Check every line of the entries that follow, and copy the ones containing "this".

Records from a collection:
§
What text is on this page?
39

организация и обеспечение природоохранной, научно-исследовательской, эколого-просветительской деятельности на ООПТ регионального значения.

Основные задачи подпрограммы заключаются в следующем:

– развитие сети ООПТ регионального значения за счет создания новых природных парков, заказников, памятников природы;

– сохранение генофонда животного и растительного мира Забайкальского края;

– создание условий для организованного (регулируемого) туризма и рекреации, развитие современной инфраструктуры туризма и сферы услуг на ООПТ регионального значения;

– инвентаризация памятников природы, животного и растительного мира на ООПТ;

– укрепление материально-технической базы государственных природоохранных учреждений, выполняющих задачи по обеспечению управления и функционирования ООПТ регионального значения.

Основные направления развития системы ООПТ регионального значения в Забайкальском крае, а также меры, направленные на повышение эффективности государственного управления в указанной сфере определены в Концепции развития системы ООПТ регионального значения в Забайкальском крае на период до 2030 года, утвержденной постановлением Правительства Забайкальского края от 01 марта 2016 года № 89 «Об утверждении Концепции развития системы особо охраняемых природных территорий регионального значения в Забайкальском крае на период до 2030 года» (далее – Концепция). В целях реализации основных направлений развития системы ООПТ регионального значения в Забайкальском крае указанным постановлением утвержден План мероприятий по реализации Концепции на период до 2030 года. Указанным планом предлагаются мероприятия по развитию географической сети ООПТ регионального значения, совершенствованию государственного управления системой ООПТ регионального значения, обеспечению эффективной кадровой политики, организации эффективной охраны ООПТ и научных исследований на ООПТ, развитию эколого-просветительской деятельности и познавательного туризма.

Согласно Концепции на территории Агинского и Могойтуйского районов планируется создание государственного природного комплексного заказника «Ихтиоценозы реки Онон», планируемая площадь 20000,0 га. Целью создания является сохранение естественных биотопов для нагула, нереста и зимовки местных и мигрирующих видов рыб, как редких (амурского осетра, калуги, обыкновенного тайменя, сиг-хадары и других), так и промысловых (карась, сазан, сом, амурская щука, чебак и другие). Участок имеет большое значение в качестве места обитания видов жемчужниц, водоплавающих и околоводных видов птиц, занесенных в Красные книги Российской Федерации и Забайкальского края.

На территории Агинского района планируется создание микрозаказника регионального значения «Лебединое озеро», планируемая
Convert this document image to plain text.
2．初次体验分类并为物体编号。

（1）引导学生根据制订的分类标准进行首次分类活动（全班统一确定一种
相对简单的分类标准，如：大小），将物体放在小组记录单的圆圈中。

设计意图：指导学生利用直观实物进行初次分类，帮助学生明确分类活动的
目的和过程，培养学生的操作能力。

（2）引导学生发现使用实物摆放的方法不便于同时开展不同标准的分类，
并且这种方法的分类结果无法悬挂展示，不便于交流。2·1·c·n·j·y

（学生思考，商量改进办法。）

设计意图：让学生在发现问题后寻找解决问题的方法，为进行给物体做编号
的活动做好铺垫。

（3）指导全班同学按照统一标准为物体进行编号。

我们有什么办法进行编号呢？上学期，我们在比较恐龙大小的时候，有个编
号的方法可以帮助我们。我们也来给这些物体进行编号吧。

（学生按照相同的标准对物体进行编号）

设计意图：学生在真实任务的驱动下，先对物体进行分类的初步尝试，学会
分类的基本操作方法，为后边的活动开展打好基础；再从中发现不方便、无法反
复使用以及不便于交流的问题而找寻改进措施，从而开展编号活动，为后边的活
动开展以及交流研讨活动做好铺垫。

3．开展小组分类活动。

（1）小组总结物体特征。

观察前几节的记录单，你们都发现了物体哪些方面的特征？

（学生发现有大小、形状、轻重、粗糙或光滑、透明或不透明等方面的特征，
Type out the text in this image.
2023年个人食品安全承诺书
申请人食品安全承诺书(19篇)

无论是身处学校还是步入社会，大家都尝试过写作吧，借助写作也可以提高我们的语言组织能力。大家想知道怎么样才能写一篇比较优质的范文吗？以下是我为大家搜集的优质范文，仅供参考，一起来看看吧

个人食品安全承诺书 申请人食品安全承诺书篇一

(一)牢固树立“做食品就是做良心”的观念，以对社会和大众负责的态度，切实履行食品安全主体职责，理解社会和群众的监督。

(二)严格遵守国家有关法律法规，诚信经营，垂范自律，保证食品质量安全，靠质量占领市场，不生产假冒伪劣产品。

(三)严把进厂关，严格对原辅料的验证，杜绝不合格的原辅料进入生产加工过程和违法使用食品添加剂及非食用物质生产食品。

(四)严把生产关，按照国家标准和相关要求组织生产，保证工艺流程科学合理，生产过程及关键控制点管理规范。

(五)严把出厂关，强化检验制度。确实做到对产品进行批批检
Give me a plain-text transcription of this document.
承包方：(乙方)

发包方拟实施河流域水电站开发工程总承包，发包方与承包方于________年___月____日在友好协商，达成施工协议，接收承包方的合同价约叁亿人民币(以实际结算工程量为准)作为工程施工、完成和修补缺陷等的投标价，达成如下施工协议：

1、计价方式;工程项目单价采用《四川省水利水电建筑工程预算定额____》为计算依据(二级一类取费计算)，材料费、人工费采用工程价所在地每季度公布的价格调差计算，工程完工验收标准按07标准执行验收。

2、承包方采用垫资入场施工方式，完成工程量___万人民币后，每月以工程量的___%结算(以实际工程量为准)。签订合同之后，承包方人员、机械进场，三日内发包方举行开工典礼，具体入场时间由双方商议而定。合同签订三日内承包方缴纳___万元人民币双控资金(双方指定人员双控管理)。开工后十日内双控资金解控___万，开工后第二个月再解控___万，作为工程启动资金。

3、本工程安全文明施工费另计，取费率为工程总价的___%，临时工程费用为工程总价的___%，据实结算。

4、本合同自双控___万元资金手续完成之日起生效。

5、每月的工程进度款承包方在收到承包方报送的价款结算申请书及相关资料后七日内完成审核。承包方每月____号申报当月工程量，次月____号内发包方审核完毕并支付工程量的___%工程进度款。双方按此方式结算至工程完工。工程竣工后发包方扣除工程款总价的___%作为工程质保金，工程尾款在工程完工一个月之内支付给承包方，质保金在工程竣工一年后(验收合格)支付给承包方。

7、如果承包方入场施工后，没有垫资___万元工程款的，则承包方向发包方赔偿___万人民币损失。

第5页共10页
§
RIGHT ANSWER —
What text is on this page?
Convert this document image to plain text.
Type out the text in this image.
Give me a plain-text transcription of this document.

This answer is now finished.